START

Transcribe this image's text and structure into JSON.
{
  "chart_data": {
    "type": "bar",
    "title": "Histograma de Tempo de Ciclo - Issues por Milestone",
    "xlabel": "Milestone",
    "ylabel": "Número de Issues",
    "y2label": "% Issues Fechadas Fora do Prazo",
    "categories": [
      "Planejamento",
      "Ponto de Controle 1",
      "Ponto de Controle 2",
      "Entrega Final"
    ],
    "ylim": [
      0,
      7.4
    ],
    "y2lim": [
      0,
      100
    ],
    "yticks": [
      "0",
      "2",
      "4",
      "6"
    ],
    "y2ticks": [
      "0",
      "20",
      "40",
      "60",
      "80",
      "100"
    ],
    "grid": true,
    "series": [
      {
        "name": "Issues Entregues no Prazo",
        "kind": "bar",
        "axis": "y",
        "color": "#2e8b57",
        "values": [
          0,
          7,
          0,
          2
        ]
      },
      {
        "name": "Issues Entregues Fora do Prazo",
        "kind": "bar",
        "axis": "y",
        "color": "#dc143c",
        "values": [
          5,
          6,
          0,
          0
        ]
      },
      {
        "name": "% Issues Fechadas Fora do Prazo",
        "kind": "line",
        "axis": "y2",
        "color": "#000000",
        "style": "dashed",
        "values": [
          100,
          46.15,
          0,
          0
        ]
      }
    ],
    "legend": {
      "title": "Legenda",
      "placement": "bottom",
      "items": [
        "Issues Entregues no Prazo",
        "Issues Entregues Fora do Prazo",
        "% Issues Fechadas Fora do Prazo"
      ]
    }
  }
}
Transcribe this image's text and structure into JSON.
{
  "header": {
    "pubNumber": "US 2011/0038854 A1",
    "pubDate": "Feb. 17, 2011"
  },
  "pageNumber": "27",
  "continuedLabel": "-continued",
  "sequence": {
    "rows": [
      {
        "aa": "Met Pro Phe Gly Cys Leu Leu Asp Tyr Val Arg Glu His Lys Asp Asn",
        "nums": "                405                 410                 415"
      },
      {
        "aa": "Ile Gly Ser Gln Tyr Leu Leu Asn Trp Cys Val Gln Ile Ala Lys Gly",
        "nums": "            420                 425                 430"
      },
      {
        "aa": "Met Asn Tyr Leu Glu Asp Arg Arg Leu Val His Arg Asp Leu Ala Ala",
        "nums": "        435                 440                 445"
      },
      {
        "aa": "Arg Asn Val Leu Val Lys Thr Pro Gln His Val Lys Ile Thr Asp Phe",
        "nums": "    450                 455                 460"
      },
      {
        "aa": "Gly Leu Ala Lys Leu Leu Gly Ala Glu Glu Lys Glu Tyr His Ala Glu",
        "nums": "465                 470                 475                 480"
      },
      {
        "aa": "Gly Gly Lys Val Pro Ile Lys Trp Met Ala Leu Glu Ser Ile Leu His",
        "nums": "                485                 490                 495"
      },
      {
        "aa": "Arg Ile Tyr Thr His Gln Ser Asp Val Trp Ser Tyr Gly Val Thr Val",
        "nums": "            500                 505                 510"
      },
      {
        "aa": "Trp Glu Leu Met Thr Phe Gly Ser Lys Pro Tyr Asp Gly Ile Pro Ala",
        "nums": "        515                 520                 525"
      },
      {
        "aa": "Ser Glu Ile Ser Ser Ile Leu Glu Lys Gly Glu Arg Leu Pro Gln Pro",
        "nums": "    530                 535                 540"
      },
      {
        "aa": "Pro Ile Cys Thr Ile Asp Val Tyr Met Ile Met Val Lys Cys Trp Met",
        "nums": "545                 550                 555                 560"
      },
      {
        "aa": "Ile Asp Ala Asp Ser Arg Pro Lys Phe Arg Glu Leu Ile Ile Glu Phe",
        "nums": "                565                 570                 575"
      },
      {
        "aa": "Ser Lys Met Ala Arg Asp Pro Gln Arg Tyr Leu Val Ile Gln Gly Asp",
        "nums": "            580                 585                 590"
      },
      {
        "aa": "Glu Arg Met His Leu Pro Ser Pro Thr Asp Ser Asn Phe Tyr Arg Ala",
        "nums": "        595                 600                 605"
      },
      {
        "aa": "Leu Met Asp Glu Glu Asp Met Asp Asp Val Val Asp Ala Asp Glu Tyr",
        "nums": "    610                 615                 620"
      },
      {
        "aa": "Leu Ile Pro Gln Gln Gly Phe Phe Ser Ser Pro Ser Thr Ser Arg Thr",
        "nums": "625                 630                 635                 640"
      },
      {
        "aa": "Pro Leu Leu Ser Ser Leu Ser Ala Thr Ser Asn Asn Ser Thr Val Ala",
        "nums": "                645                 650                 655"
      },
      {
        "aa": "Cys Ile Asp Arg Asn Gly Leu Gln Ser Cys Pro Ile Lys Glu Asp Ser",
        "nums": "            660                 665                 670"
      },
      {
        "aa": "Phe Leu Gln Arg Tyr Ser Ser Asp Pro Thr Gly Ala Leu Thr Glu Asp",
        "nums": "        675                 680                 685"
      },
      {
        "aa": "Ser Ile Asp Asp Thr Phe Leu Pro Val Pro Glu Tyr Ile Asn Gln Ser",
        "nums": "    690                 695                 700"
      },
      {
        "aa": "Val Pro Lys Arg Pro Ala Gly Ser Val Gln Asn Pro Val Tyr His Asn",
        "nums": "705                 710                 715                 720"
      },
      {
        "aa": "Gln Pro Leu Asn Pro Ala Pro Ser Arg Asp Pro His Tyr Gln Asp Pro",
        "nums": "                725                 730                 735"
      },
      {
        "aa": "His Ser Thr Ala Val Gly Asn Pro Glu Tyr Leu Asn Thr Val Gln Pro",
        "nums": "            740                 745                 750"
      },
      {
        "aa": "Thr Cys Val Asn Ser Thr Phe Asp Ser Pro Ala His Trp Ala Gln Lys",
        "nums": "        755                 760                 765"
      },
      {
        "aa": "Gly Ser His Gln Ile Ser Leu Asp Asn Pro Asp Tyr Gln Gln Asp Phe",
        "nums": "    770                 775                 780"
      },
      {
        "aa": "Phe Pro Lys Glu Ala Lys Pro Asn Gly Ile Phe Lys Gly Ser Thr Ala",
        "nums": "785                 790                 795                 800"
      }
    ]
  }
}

END

§ **REQUIREMENT**:
Each line above that includes "Fechadas" counts once; state the total and nothing more.

§ **THE SOLUTION**:
3